Written exercise:
For the listing below, give the count of lines containing "this", and no other text.
-- Begin Given records --
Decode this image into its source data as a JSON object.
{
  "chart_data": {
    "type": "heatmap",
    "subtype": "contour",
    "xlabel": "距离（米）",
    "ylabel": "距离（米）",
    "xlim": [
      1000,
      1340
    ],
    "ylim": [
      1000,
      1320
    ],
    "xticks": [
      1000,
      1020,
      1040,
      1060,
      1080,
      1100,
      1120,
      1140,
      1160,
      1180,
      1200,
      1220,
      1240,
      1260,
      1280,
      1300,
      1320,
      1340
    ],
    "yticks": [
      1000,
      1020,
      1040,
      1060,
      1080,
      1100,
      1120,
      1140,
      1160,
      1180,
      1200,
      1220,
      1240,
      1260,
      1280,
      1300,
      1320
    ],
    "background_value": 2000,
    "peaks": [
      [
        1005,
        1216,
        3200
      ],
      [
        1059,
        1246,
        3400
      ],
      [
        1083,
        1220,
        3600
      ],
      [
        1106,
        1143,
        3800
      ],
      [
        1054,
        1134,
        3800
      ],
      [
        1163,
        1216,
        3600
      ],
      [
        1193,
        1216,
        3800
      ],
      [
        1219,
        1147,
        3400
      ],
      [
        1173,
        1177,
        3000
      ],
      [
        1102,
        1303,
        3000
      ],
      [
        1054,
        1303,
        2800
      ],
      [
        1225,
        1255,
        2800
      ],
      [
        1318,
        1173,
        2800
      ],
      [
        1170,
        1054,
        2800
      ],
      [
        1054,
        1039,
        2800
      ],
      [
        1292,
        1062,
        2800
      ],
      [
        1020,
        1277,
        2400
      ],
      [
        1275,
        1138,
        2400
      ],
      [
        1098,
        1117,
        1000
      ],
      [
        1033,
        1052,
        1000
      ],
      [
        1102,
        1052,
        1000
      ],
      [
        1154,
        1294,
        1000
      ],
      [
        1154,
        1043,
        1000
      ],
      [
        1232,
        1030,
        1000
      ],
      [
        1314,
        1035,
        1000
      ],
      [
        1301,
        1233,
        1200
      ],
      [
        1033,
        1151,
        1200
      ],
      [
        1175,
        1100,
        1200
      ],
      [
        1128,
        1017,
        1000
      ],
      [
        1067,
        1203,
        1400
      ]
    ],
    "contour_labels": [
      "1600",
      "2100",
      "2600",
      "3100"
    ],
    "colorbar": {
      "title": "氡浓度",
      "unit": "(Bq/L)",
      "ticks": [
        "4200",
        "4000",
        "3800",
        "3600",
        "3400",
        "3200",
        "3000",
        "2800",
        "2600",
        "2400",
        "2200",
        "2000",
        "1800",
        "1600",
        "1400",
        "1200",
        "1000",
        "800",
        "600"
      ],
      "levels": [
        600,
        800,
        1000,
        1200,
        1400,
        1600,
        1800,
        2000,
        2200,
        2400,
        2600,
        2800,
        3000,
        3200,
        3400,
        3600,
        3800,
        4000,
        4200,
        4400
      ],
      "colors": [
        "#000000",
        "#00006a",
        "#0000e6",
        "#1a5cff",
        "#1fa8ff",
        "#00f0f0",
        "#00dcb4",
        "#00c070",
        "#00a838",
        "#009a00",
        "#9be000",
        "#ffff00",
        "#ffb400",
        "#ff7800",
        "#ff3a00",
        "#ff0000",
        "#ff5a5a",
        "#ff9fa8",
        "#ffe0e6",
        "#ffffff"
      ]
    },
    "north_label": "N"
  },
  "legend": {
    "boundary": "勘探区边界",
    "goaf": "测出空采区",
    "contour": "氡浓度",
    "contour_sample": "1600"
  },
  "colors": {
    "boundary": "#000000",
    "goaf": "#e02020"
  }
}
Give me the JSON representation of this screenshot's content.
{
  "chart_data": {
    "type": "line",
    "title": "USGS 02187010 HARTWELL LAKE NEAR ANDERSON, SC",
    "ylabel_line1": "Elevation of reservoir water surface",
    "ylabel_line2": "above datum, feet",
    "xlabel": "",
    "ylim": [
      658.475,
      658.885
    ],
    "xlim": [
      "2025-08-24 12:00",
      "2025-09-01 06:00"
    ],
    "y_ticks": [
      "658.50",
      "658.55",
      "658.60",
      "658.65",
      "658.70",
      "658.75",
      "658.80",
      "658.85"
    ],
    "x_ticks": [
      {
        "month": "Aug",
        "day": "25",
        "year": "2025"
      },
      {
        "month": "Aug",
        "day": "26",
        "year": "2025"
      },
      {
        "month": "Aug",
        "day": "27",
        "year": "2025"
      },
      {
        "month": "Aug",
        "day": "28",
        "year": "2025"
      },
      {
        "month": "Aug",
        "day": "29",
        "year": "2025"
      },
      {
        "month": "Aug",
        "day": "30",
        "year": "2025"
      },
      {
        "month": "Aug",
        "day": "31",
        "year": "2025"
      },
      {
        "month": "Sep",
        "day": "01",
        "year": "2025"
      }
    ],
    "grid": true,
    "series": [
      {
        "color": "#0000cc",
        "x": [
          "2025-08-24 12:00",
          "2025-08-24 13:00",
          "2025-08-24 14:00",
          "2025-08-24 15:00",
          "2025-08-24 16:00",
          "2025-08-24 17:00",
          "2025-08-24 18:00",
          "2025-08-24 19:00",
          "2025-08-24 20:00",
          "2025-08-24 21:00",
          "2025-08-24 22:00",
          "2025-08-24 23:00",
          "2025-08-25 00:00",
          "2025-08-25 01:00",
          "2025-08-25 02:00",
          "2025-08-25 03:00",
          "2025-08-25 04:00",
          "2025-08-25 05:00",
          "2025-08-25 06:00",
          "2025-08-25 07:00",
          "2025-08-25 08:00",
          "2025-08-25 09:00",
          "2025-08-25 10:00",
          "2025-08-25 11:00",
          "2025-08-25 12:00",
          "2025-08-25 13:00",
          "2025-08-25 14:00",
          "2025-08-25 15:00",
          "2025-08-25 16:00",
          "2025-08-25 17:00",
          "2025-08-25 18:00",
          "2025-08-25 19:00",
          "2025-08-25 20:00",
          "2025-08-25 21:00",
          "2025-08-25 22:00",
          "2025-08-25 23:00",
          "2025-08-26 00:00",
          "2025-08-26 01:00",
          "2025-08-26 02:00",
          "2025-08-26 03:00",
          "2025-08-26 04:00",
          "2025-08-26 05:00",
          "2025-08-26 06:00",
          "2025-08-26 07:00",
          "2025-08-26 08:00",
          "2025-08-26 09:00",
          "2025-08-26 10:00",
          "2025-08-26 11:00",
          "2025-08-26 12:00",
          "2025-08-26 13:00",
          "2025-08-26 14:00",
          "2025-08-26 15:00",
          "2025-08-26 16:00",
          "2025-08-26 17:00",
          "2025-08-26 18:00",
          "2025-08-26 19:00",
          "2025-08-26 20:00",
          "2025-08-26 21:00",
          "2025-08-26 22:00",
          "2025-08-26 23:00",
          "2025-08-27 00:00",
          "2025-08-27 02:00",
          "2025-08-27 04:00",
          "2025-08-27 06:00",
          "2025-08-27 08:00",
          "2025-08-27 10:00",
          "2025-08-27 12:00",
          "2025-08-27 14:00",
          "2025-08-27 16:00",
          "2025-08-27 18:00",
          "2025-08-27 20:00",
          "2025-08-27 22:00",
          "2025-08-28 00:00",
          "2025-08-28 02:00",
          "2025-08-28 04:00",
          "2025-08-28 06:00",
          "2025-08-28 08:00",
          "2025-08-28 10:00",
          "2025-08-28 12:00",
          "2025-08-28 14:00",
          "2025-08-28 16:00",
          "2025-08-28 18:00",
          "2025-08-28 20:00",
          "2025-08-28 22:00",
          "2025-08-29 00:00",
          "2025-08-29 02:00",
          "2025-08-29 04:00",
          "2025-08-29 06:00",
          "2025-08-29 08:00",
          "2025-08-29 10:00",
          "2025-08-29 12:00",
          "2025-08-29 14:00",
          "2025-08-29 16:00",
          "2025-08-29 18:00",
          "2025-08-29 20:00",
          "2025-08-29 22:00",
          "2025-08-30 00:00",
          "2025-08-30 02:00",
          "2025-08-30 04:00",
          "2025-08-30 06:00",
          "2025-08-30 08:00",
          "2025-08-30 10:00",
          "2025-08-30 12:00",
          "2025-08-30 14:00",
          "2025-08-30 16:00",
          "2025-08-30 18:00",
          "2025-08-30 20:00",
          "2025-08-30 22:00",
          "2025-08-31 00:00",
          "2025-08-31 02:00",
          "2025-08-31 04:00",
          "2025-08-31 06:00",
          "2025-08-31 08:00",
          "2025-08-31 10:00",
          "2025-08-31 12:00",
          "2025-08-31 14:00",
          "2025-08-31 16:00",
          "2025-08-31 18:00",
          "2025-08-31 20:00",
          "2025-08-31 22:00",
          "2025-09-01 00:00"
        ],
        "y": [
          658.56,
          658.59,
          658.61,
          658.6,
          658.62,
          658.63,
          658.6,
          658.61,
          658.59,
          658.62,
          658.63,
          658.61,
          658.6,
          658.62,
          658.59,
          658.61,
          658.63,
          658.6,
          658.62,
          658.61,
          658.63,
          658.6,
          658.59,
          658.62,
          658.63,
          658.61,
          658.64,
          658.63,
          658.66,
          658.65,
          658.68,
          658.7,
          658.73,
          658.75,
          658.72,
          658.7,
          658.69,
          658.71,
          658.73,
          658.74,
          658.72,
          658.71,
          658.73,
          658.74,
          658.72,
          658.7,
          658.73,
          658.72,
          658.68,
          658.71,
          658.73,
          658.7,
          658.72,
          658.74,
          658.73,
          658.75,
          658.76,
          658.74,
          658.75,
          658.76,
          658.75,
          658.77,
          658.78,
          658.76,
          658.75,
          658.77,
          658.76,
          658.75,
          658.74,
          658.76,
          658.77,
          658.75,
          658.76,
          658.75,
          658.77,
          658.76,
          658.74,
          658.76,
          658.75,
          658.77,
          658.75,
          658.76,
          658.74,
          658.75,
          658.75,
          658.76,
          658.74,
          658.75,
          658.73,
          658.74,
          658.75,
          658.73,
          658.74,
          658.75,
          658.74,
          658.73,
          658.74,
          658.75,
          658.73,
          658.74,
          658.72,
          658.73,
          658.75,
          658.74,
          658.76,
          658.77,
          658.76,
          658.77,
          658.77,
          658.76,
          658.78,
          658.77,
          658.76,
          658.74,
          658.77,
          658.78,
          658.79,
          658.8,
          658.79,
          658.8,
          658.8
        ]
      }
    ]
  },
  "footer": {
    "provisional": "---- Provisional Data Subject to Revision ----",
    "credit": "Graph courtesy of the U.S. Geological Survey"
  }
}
-- End Given records --
Solution below:
2